> **EXTRACTED DATA**:

──────────────────────────────

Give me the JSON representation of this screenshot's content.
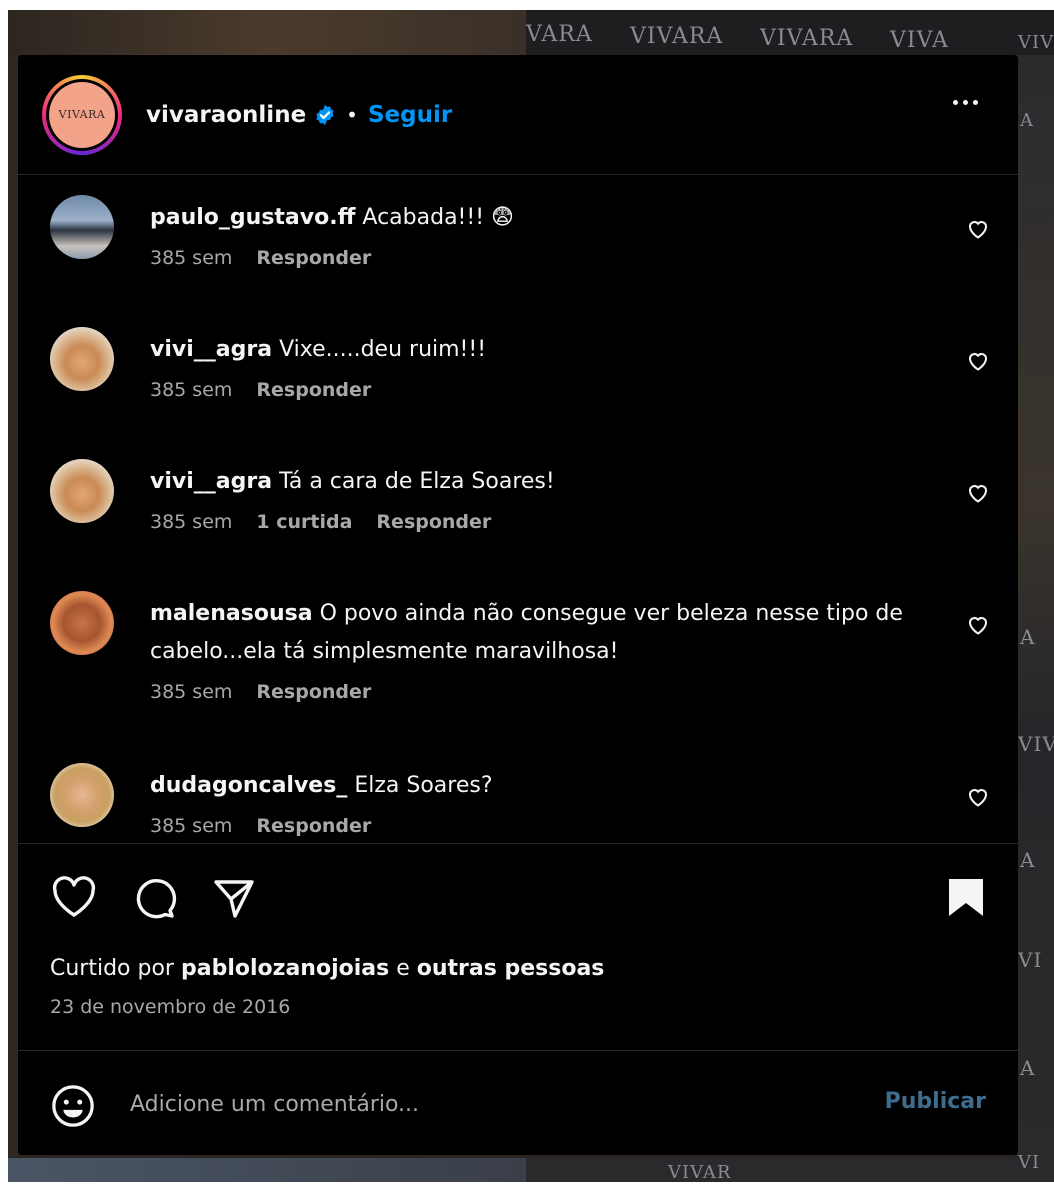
{
  "backdrop": {
    "watermarks": [
      "VARA",
      "VIVARA",
      "VIVARA",
      "VIVA",
      "VIV",
      "A",
      "A",
      "VIV",
      "A",
      "VI",
      "A",
      "VI",
      "VIVAR"
    ]
  },
  "post": {
    "avatar_logo": "VIVARA",
    "username": "vivaraonline",
    "separator": "•",
    "follow_label": "Seguir",
    "more_icon": "more-horizontal-icon"
  },
  "comments": [
    {
      "username": "paulo_gustavo.ff",
      "text": "Acabada!!! 😨",
      "time": "385 sem",
      "likes": "",
      "reply": "Responder"
    },
    {
      "username": "vivi__agra",
      "text": "Vixe.....deu ruim!!!",
      "time": "385 sem",
      "likes": "",
      "reply": "Responder"
    },
    {
      "username": "vivi__agra",
      "text": "Tá a cara de Elza Soares!",
      "time": "385 sem",
      "likes": "1 curtida",
      "reply": "Responder"
    },
    {
      "username": "malenasousa",
      "text": "O povo ainda não consegue ver beleza nesse tipo de cabelo...ela tá simplesmente maravilhosa!",
      "time": "385 sem",
      "likes": "",
      "reply": "Responder"
    },
    {
      "username": "dudagoncalves_",
      "text": "Elza Soares?",
      "time": "385 sem",
      "likes": "",
      "reply": "Responder"
    }
  ],
  "actions": {
    "icons": [
      "heart-icon",
      "comment-icon",
      "share-icon",
      "bookmark-icon"
    ],
    "liked_by_prefix": "Curtido por",
    "liked_by_user": "pablolozanojoias",
    "liked_by_connector": "e",
    "liked_by_others": "outras pessoas",
    "date": "23 de novembro de 2016"
  },
  "add_comment": {
    "placeholder": "Adicione um comentário...",
    "publish_label": "Publicar",
    "emoji_icon": "emoji-icon"
  },
  "colors": {
    "background": "#000000",
    "accent": "#0095f6",
    "publish_disabled": "#3f6d8f",
    "secondary_text": "#a8a8a8"
  }
}
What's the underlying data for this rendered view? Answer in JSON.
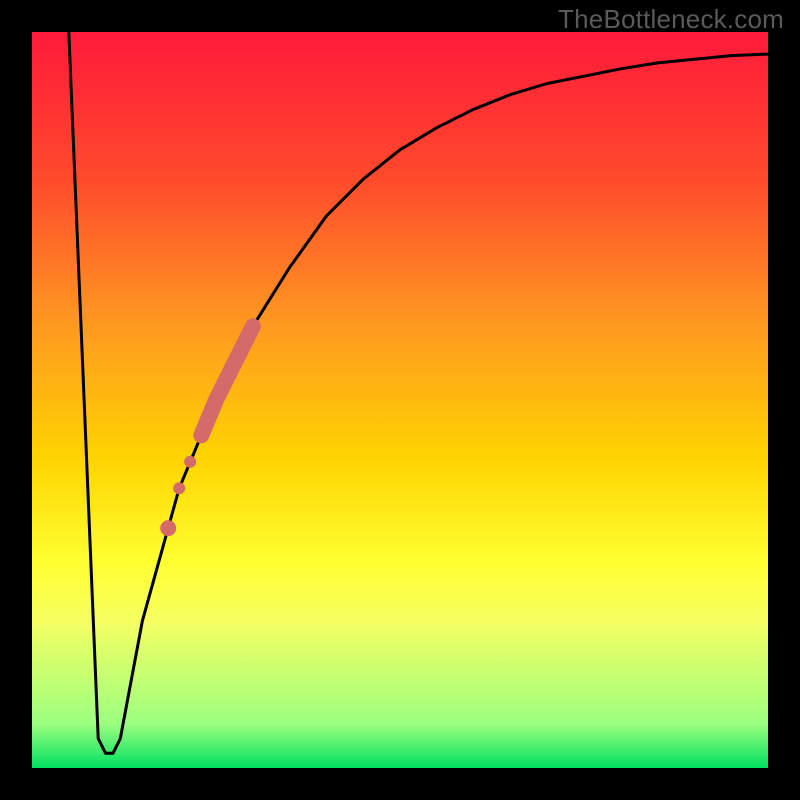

──────────────────────────────

Copy and report every line where the word "this" is present.

> **WORKED SOLUTION**:
Give me the JSON representation of this screenshot's content.
What's the underlying data for this rendered view? Answer in JSON.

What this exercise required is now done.